▶ Prompt
Select from the records below every line that has the word "Pontevedra" in it.

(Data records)
● ● ● ●

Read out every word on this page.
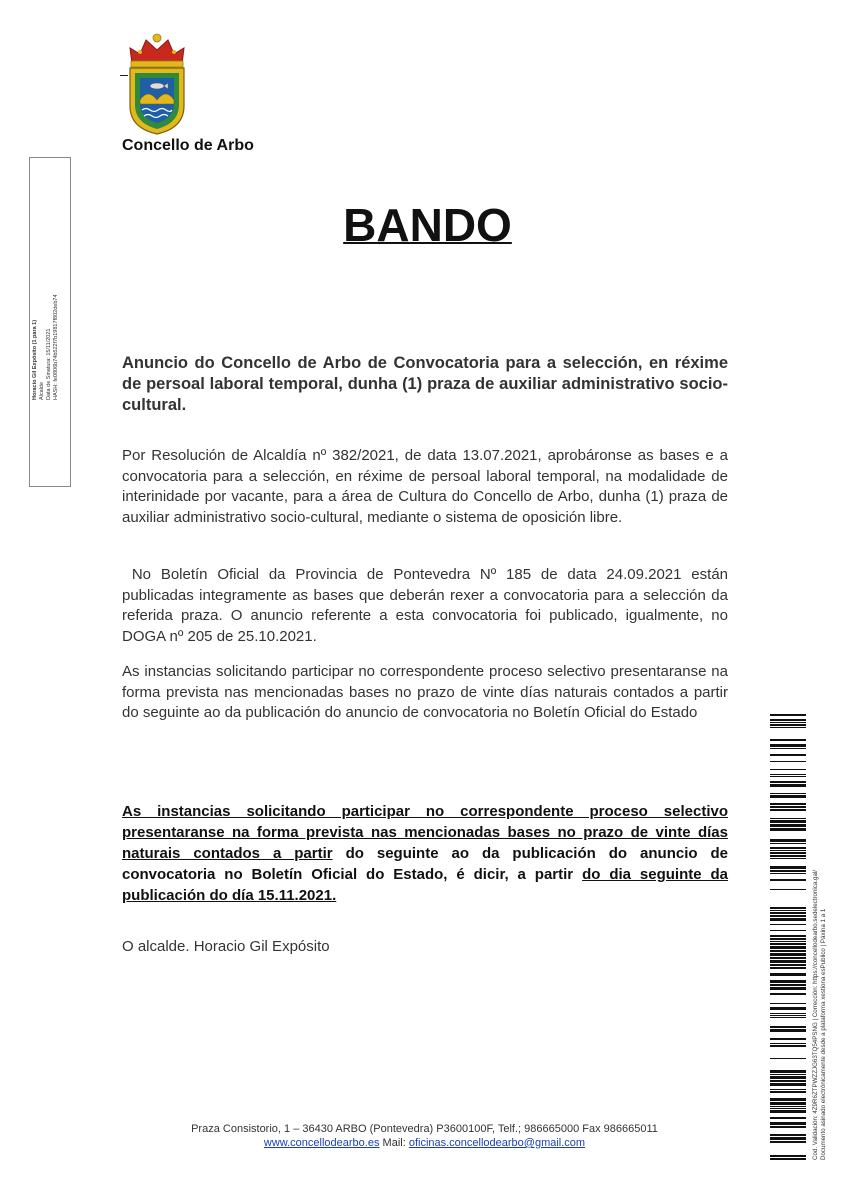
Concello de Arbo
Horacio Gil Expósito (1 para 1) Alcalde Data de Sinatura: 15/11/2021 HASH: fe0806b74b522f7b19817f802deb74
BANDO
Anuncio do Concello de Arbo de Convocatoria para a selección, en réxime de persoal laboral temporal, dunha (1) praza de auxiliar administrativo socio-cultural.
Por Resolución de Alcaldía nº 382/2021, de data 13.07.2021, aprobáronse as bases e a convocatoria para a selección, en réxime de persoal laboral temporal, na modalidade de interinidade por vacante, para a área de Cultura do Concello de Arbo, dunha (1) praza de auxiliar administrativo socio-cultural, mediante o sistema de oposición libre.
No Boletín Oficial da Provincia de Pontevedra Nº 185 de data 24.09.2021 están publicadas integramente as bases que deberán rexer a convocatoria para a selección da referida praza. O anuncio referente a esta convocatoria foi publicado, igualmente, no DOGA nº 205 de 25.10.2021.
As instancias solicitando participar no correspondente proceso selectivo presentaranse na forma prevista nas mencionadas bases no prazo de vinte días naturais contados a partir do seguinte ao da publicación do anuncio de convocatoria no Boletín Oficial do Estado
As instancias solicitando participar no correspondente proceso selectivo presentaranse na forma prevista nas mencionadas bases no prazo de vinte días naturais contados a partir do seguinte ao da publicación do anuncio de convocatoria no Boletín Oficial do Estado, é dicir, a partir do dia seguinte da publicación do día 15.11.2021.
O alcalde. Horacio Gil Expósito
Praza Consistorio, 1 – 36430 ARBO (Pontevedra) P3600100F, Telf.; 986665000 Fax 986665011
www.concellodearbo.es Mail: oficinas.concellodearbo@gmail.com	Cod. Validación: 4Z9R6ZTPWZZJG63TQ54PSNG | Corrección: https://concellodearbo.sedelectronica.gal/ Documento asinado electrónicamente desde a plataforma xestiona esPublico | Páxina 1 a 1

● ● ● ●

▶ Expected answer
No Boletín Oficial da Provincia de Pontevedra Nº 185 de data 24.09.2021 están publicadas integramente as bases que deberán rexer a convocatoria para a selección da referida praza. O anuncio referente a esta convocatoria foi publicado, igualmente, no DOGA nº 205 de 25.10.2021.
Praza Consistorio, 1 – 36430 ARBO (Pontevedra) P3600100F, Telf.; 986665000 Fax 986665011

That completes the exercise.